▶ **What the exercise asks**: The records below must be output exactly, without pictures.

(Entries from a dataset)
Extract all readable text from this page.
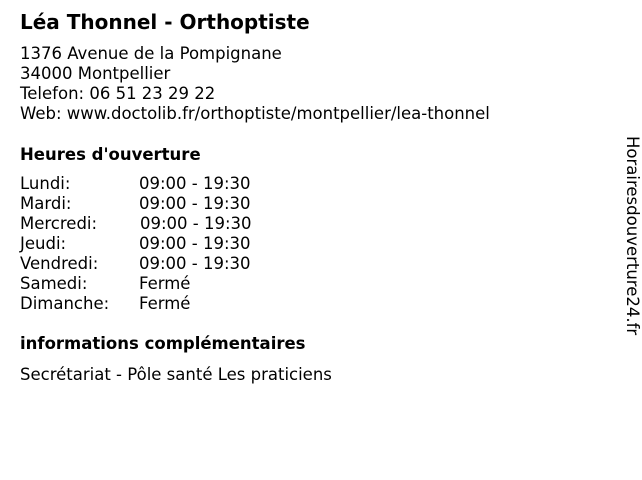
Léa Thonnel - Orthoptiste
1376 Avenue de la Pompignane
34000 Montpellier
Telefon: 06 51 23 29 22
Web: www.doctolib.fr/orthoptiste/montpellier/lea-thonnel
Heures d'ouverture
Lundi:	09:00 - 19:30
Mardi:	09:00 - 19:30
Mercredi:	09:00 - 19:30
Jeudi:	09:00 - 19:30
Vendredi: 09:00 - 19:30
Samedi:	Fermé
Dimanche: Fermé
informations complémentaires
Secrétariat - Pôle santé Les praticiens
Horairesdouverture24.fr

▶ **Answer to this exercise**:
Extract all readable text from this page.
Léa Thonnel - Orthoptiste
1376 Avenue de la Pompignane
34000 Montpellier
Telefon: 06 51 23 29 22
Web: www.doctolib.fr/orthoptiste/montpellier/lea-thonnel
Heures d'ouverture
Lundi:	09:00 - 19:30
Mardi:	09:00 - 19:30
Mercredi:	09:00 - 19:30
Jeudi:	09:00 - 19:30
Vendredi: 09:00 - 19:30
Samedi:	Fermé
Dimanche: Fermé
informations complémentaires
Secrétariat - Pôle santé Les praticiens
Horairesdouverture24.fr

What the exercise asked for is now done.